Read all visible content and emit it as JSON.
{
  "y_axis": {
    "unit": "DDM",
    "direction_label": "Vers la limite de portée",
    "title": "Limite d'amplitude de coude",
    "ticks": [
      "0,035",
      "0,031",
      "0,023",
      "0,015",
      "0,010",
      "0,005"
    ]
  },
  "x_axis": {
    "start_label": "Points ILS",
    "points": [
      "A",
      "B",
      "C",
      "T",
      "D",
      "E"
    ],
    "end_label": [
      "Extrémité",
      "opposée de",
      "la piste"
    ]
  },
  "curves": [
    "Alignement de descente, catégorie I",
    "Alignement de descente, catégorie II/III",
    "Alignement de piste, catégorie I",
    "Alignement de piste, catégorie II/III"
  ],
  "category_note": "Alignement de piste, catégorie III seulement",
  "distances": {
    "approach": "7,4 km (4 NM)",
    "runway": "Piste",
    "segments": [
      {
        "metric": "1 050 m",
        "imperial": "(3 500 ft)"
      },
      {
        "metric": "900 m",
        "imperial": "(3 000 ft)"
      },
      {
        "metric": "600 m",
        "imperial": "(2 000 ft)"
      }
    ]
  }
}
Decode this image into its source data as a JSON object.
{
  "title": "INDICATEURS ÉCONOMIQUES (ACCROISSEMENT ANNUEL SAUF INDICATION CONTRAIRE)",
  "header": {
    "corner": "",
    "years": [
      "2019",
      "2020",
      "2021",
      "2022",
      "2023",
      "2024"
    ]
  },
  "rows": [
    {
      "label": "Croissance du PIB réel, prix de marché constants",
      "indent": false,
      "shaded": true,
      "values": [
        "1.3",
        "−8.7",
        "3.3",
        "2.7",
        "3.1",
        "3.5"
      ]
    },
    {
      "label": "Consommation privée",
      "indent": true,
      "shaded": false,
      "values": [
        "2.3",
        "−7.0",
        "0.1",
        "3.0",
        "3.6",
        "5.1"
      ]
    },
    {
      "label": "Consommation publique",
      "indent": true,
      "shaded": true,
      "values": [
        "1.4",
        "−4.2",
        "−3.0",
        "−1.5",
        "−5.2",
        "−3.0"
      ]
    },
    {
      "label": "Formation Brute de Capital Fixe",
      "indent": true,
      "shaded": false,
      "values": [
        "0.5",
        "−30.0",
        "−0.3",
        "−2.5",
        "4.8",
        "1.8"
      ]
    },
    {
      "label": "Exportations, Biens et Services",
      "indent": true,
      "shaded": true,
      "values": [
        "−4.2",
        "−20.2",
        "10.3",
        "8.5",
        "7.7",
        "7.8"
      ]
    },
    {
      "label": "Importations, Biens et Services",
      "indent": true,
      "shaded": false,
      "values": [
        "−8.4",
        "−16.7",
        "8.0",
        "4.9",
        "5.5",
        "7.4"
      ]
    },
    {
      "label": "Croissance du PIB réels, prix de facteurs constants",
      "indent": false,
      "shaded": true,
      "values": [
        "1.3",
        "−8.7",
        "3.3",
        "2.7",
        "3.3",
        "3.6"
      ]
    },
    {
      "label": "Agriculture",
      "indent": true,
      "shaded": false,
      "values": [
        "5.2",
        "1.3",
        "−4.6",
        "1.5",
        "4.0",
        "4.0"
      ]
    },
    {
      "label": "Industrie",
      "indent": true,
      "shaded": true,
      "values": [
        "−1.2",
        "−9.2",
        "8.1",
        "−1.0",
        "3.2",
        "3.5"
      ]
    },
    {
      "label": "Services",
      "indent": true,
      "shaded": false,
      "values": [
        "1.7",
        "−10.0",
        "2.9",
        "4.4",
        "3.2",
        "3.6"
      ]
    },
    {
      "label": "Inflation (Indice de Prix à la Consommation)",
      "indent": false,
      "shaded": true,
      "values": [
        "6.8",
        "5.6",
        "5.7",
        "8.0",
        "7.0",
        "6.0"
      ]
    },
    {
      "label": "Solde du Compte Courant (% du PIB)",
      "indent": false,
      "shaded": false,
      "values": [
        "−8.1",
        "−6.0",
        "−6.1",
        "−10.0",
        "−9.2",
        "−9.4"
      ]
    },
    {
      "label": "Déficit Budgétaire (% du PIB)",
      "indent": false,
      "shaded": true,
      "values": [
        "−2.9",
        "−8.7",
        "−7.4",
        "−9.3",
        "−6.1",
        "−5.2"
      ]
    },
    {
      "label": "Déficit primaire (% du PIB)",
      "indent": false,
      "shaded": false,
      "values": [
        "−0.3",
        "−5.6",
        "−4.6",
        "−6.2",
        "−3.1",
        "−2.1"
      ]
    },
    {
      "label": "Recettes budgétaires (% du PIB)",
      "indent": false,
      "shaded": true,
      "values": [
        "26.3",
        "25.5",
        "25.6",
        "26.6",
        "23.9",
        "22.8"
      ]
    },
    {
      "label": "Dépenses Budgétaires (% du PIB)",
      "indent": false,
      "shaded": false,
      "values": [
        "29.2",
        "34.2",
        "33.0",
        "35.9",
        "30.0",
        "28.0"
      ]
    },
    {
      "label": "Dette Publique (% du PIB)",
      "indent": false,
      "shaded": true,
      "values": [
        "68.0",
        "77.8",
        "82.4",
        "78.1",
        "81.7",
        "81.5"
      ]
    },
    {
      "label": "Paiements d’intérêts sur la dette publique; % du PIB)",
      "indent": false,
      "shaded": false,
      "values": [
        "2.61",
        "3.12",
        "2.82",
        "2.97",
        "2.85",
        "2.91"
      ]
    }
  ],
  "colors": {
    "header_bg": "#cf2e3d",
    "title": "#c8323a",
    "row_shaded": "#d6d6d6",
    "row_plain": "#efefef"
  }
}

________________________________________

* Written exercise
Repeat all entries. Match them exactly.

* Response to the exercise
Read all visible content and emit it as JSON.
{
  "y_axis": {
    "unit": "DDM",
    "direction_label": "Vers la limite de portée",
    "title": "Limite d'amplitude de coude",
    "ticks": [
      "0,035",
      "0,031",
      "0,023",
      "0,015",
      "0,010",
      "0,005"
    ]
  },
  "x_axis": {
    "start_label": "Points ILS",
    "points": [
      "A",
      "B",
      "C",
      "T",
      "D",
      "E"
    ],
    "end_label": [
      "Extrémité",
      "opposée de",
      "la piste"
    ]
  },
  "curves": [
    "Alignement de descente, catégorie I",
    "Alignement de descente, catégorie II/III",
    "Alignement de piste, catégorie I",
    "Alignement de piste, catégorie II/III"
  ],
  "category_note": "Alignement de piste, catégorie III seulement",
  "distances": {
    "approach": "7,4 km (4 NM)",
    "runway": "Piste",
    "segments": [
      {
        "metric": "1 050 m",
        "imperial": "(3 500 ft)"
      },
      {
        "metric": "900 m",
        "imperial": "(3 000 ft)"
      },
      {
        "metric": "600 m",
        "imperial": "(2 000 ft)"
      }
    ]
  }
}
Decode this image into its source data as a JSON object.
{
  "title": "INDICATEURS ÉCONOMIQUES (ACCROISSEMENT ANNUEL SAUF INDICATION CONTRAIRE)",
  "header": {
    "corner": "",
    "years": [
      "2019",
      "2020",
      "2021",
      "2022",
      "2023",
      "2024"
    ]
  },
  "rows": [
    {
      "label": "Croissance du PIB réel, prix de marché constants",
      "indent": false,
      "shaded": true,
      "values": [
        "1.3",
        "−8.7",
        "3.3",
        "2.7",
        "3.1",
        "3.5"
      ]
    },
    {
      "label": "Consommation privée",
      "indent": true,
      "shaded": false,
      "values": [
        "2.3",
        "−7.0",
        "0.1",
        "3.0",
        "3.6",
        "5.1"
      ]
    },
    {
      "label": "Consommation publique",
      "indent": true,
      "shaded": true,
      "values": [
        "1.4",
        "−4.2",
        "−3.0",
        "−1.5",
        "−5.2",
        "−3.0"
      ]
    },
    {
      "label": "Formation Brute de Capital Fixe",
      "indent": true,
      "shaded": false,
      "values": [
        "0.5",
        "−30.0",
        "−0.3",
        "−2.5",
        "4.8",
        "1.8"
      ]
    },
    {
      "label": "Exportations, Biens et Services",
      "indent": true,
      "shaded": true,
      "values": [
        "−4.2",
        "−20.2",
        "10.3",
        "8.5",
        "7.7",
        "7.8"
      ]
    },
    {
      "label": "Importations, Biens et Services",
      "indent": true,
      "shaded": false,
      "values": [
        "−8.4",
        "−16.7",
        "8.0",
        "4.9",
        "5.5",
        "7.4"
      ]
    },
    {
      "label": "Croissance du PIB réels, prix de facteurs constants",
      "indent": false,
      "shaded": true,
      "values": [
        "1.3",
        "−8.7",
        "3.3",
        "2.7",
        "3.3",
        "3.6"
      ]
    },
    {
      "label": "Agriculture",
      "indent": true,
      "shaded": false,
      "values": [
        "5.2",
        "1.3",
        "−4.6",
        "1.5",
        "4.0",
        "4.0"
      ]
    },
    {
      "label": "Industrie",
      "indent": true,
      "shaded": true,
      "values": [
        "−1.2",
        "−9.2",
        "8.1",
        "−1.0",
        "3.2",
        "3.5"
      ]
    },
    {
      "label": "Services",
      "indent": true,
      "shaded": false,
      "values": [
        "1.7",
        "−10.0",
        "2.9",
        "4.4",
        "3.2",
        "3.6"
      ]
    },
    {
      "label": "Inflation (Indice de Prix à la Consommation)",
      "indent": false,
      "shaded": true,
      "values": [
        "6.8",
        "5.6",
        "5.7",
        "8.0",
        "7.0",
        "6.0"
      ]
    },
    {
      "label": "Solde du Compte Courant (% du PIB)",
      "indent": false,
      "shaded": false,
      "values": [
        "−8.1",
        "−6.0",
        "−6.1",
        "−10.0",
        "−9.2",
        "−9.4"
      ]
    },
    {
      "label": "Déficit Budgétaire (% du PIB)",
      "indent": false,
      "shaded": true,
      "values": [
        "−2.9",
        "−8.7",
        "−7.4",
        "−9.3",
        "−6.1",
        "−5.2"
      ]
    },
    {
      "label": "Déficit primaire (% du PIB)",
      "indent": false,
      "shaded": false,
      "values": [
        "−0.3",
        "−5.6",
        "−4.6",
        "−6.2",
        "−3.1",
        "−2.1"
      ]
    },
    {
      "label": "Recettes budgétaires (% du PIB)",
      "indent": false,
      "shaded": true,
      "values": [
        "26.3",
        "25.5",
        "25.6",
        "26.6",
        "23.9",
        "22.8"
      ]
    },
    {
      "label": "Dépenses Budgétaires (% du PIB)",
      "indent": false,
      "shaded": false,
      "values": [
        "29.2",
        "34.2",
        "33.0",
        "35.9",
        "30.0",
        "28.0"
      ]
    },
    {
      "label": "Dette Publique (% du PIB)",
      "indent": false,
      "shaded": true,
      "values": [
        "68.0",
        "77.8",
        "82.4",
        "78.1",
        "81.7",
        "81.5"
      ]
    },
    {
      "label": "Paiements d’intérêts sur la dette publique; % du PIB)",
      "indent": false,
      "shaded": false,
      "values": [
        "2.61",
        "3.12",
        "2.82",
        "2.97",
        "2.85",
        "2.91"
      ]
    }
  ],
  "colors": {
    "header_bg": "#cf2e3d",
    "title": "#c8323a",
    "row_shaded": "#d6d6d6",
    "row_plain": "#efefef"
  }
}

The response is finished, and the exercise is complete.